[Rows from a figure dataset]

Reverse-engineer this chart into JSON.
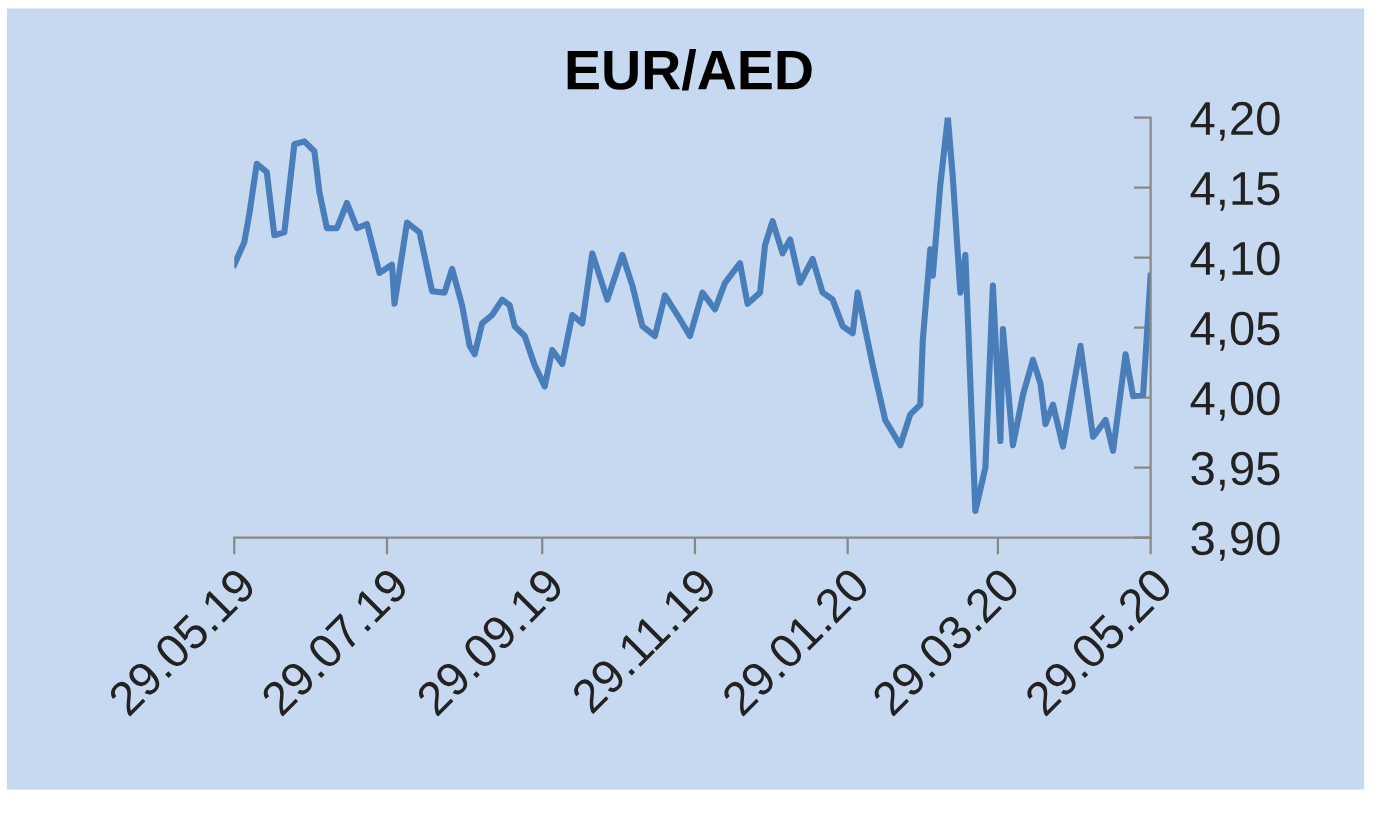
{
  "chart_data": {
    "type": "line",
    "title": "EUR/AED",
    "x": [
      "2019-05-29",
      "2019-06-02",
      "2019-06-04",
      "2019-06-07",
      "2019-06-11",
      "2019-06-14",
      "2019-06-18",
      "2019-06-22",
      "2019-06-26",
      "2019-06-30",
      "2019-07-02",
      "2019-07-05",
      "2019-07-09",
      "2019-07-13",
      "2019-07-17",
      "2019-07-21",
      "2019-07-26",
      "2019-07-31",
      "2019-08-01",
      "2019-08-06",
      "2019-08-11",
      "2019-08-16",
      "2019-08-21",
      "2019-08-24",
      "2019-08-28",
      "2019-08-31",
      "2019-09-02",
      "2019-09-05",
      "2019-09-09",
      "2019-09-13",
      "2019-09-16",
      "2019-09-18",
      "2019-09-22",
      "2019-09-26",
      "2019-09-30",
      "2019-10-03",
      "2019-10-07",
      "2019-10-11",
      "2019-10-15",
      "2019-10-19",
      "2019-10-25",
      "2019-10-31",
      "2019-11-04",
      "2019-11-08",
      "2019-11-13",
      "2019-11-17",
      "2019-11-23",
      "2019-11-27",
      "2019-12-02",
      "2019-12-07",
      "2019-12-11",
      "2019-12-17",
      "2019-12-20",
      "2019-12-25",
      "2019-12-27",
      "2019-12-30",
      "2020-01-03",
      "2020-01-06",
      "2020-01-10",
      "2020-01-15",
      "2020-01-19",
      "2020-01-23",
      "2020-01-27",
      "2020-01-31",
      "2020-02-02",
      "2020-02-08",
      "2020-02-13",
      "2020-02-19",
      "2020-02-23",
      "2020-02-27",
      "2020-02-28",
      "2020-03-02",
      "2020-03-03",
      "2020-03-06",
      "2020-03-09",
      "2020-03-11",
      "2020-03-14",
      "2020-03-16",
      "2020-03-20",
      "2020-03-24",
      "2020-03-27",
      "2020-03-30",
      "2020-03-31",
      "2020-04-04",
      "2020-04-08",
      "2020-04-12",
      "2020-04-15",
      "2020-04-17",
      "2020-04-20",
      "2020-04-24",
      "2020-05-01",
      "2020-05-06",
      "2020-05-11",
      "2020-05-14",
      "2020-05-19",
      "2020-05-22",
      "2020-05-26",
      "2020-05-29"
    ],
    "series": [
      {
        "color": "#4a7ebb",
        "values": [
          4.095,
          4.111,
          4.131,
          4.167,
          4.161,
          4.116,
          4.118,
          4.181,
          4.183,
          4.176,
          4.147,
          4.121,
          4.121,
          4.139,
          4.121,
          4.124,
          4.089,
          4.095,
          4.067,
          4.125,
          4.118,
          4.076,
          4.075,
          4.092,
          4.066,
          4.037,
          4.031,
          4.053,
          4.059,
          4.07,
          4.066,
          4.051,
          4.044,
          4.023,
          4.008,
          4.034,
          4.024,
          4.059,
          4.053,
          4.103,
          4.07,
          4.102,
          4.08,
          4.051,
          4.044,
          4.073,
          4.056,
          4.044,
          4.075,
          4.063,
          4.082,
          4.096,
          4.067,
          4.075,
          4.109,
          4.126,
          4.103,
          4.113,
          4.082,
          4.099,
          4.075,
          4.07,
          4.051,
          4.046,
          4.075,
          4.023,
          3.984,
          3.966,
          3.988,
          3.995,
          4.041,
          4.106,
          4.087,
          4.152,
          4.2,
          4.157,
          4.075,
          4.102,
          3.919,
          3.95,
          4.08,
          3.969,
          4.049,
          3.966,
          4.002,
          4.027,
          4.01,
          3.981,
          3.995,
          3.965,
          4.037,
          3.972,
          3.984,
          3.962,
          4.031,
          4.001,
          4.002,
          4.087
        ]
      }
    ],
    "xlim": [
      "2019-05-29",
      "2020-05-29"
    ],
    "xticks": [
      {
        "value": "2019-05-29",
        "label": "29.05.19"
      },
      {
        "value": "2019-07-29",
        "label": "29.07.19"
      },
      {
        "value": "2019-09-29",
        "label": "29.09.19"
      },
      {
        "value": "2019-11-29",
        "label": "29.11.19"
      },
      {
        "value": "2020-01-29",
        "label": "29.01.20"
      },
      {
        "value": "2020-03-29",
        "label": "29.03.20"
      },
      {
        "value": "2020-05-29",
        "label": "29.05.20"
      }
    ],
    "ylim": [
      3.9,
      4.2
    ],
    "yticks": [
      {
        "value": 3.9,
        "label": "3,90"
      },
      {
        "value": 3.95,
        "label": "3,95"
      },
      {
        "value": 4.0,
        "label": "4,00"
      },
      {
        "value": 4.05,
        "label": "4,05"
      },
      {
        "value": 4.1,
        "label": "4,10"
      },
      {
        "value": 4.15,
        "label": "4,15"
      },
      {
        "value": 4.2,
        "label": "4,20"
      }
    ],
    "grid": false,
    "legend": false,
    "marker": "none",
    "line_style": "solid"
  }
}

Stated goal
Copy the listing over exactly, skipping the pictures it holds.

The output
Reverse-engineer this chart into JSON.
{
  "chart_data": {
    "type": "line",
    "title": "EUR/AED",
    "x": [
      "2019-05-29",
      "2019-06-02",
      "2019-06-04",
      "2019-06-07",
      "2019-06-11",
      "2019-06-14",
      "2019-06-18",
      "2019-06-22",
      "2019-06-26",
      "2019-06-30",
      "2019-07-02",
      "2019-07-05",
      "2019-07-09",
      "2019-07-13",
      "2019-07-17",
      "2019-07-21",
      "2019-07-26",
      "2019-07-31",
      "2019-08-01",
      "2019-08-06",
      "2019-08-11",
      "2019-08-16",
      "2019-08-21",
      "2019-08-24",
      "2019-08-28",
      "2019-08-31",
      "2019-09-02",
      "2019-09-05",
      "2019-09-09",
      "2019-09-13",
      "2019-09-16",
      "2019-09-18",
      "2019-09-22",
      "2019-09-26",
      "2019-09-30",
      "2019-10-03",
      "2019-10-07",
      "2019-10-11",
      "2019-10-15",
      "2019-10-19",
      "2019-10-25",
      "2019-10-31",
      "2019-11-04",
      "2019-11-08",
      "2019-11-13",
      "2019-11-17",
      "2019-11-23",
      "2019-11-27",
      "2019-12-02",
      "2019-12-07",
      "2019-12-11",
      "2019-12-17",
      "2019-12-20",
      "2019-12-25",
      "2019-12-27",
      "2019-12-30",
      "2020-01-03",
      "2020-01-06",
      "2020-01-10",
      "2020-01-15",
      "2020-01-19",
      "2020-01-23",
      "2020-01-27",
      "2020-01-31",
      "2020-02-02",
      "2020-02-08",
      "2020-02-13",
      "2020-02-19",
      "2020-02-23",
      "2020-02-27",
      "2020-02-28",
      "2020-03-02",
      "2020-03-03",
      "2020-03-06",
      "2020-03-09",
      "2020-03-11",
      "2020-03-14",
      "2020-03-16",
      "2020-03-20",
      "2020-03-24",
      "2020-03-27",
      "2020-03-30",
      "2020-03-31",
      "2020-04-04",
      "2020-04-08",
      "2020-04-12",
      "2020-04-15",
      "2020-04-17",
      "2020-04-20",
      "2020-04-24",
      "2020-05-01",
      "2020-05-06",
      "2020-05-11",
      "2020-05-14",
      "2020-05-19",
      "2020-05-22",
      "2020-05-26",
      "2020-05-29"
    ],
    "series": [
      {
        "color": "#4a7ebb",
        "values": [
          4.095,
          4.111,
          4.131,
          4.167,
          4.161,
          4.116,
          4.118,
          4.181,
          4.183,
          4.176,
          4.147,
          4.121,
          4.121,
          4.139,
          4.121,
          4.124,
          4.089,
          4.095,
          4.067,
          4.125,
          4.118,
          4.076,
          4.075,
          4.092,
          4.066,
          4.037,
          4.031,
          4.053,
          4.059,
          4.07,
          4.066,
          4.051,
          4.044,
          4.023,
          4.008,
          4.034,
          4.024,
          4.059,
          4.053,
          4.103,
          4.07,
          4.102,
          4.08,
          4.051,
          4.044,
          4.073,
          4.056,
          4.044,
          4.075,
          4.063,
          4.082,
          4.096,
          4.067,
          4.075,
          4.109,
          4.126,
          4.103,
          4.113,
          4.082,
          4.099,
          4.075,
          4.07,
          4.051,
          4.046,
          4.075,
          4.023,
          3.984,
          3.966,
          3.988,
          3.995,
          4.041,
          4.106,
          4.087,
          4.152,
          4.2,
          4.157,
          4.075,
          4.102,
          3.919,
          3.95,
          4.08,
          3.969,
          4.049,
          3.966,
          4.002,
          4.027,
          4.01,
          3.981,
          3.995,
          3.965,
          4.037,
          3.972,
          3.984,
          3.962,
          4.031,
          4.001,
          4.002,
          4.087
        ]
      }
    ],
    "xlim": [
      "2019-05-29",
      "2020-05-29"
    ],
    "xticks": [
      {
        "value": "2019-05-29",
        "label": "29.05.19"
      },
      {
        "value": "2019-07-29",
        "label": "29.07.19"
      },
      {
        "value": "2019-09-29",
        "label": "29.09.19"
      },
      {
        "value": "2019-11-29",
        "label": "29.11.19"
      },
      {
        "value": "2020-01-29",
        "label": "29.01.20"
      },
      {
        "value": "2020-03-29",
        "label": "29.03.20"
      },
      {
        "value": "2020-05-29",
        "label": "29.05.20"
      }
    ],
    "ylim": [
      3.9,
      4.2
    ],
    "yticks": [
      {
        "value": 3.9,
        "label": "3,90"
      },
      {
        "value": 3.95,
        "label": "3,95"
      },
      {
        "value": 4.0,
        "label": "4,00"
      },
      {
        "value": 4.05,
        "label": "4,05"
      },
      {
        "value": 4.1,
        "label": "4,10"
      },
      {
        "value": 4.15,
        "label": "4,15"
      },
      {
        "value": 4.2,
        "label": "4,20"
      }
    ],
    "grid": false,
    "legend": false,
    "marker": "none",
    "line_style": "solid"
  }
}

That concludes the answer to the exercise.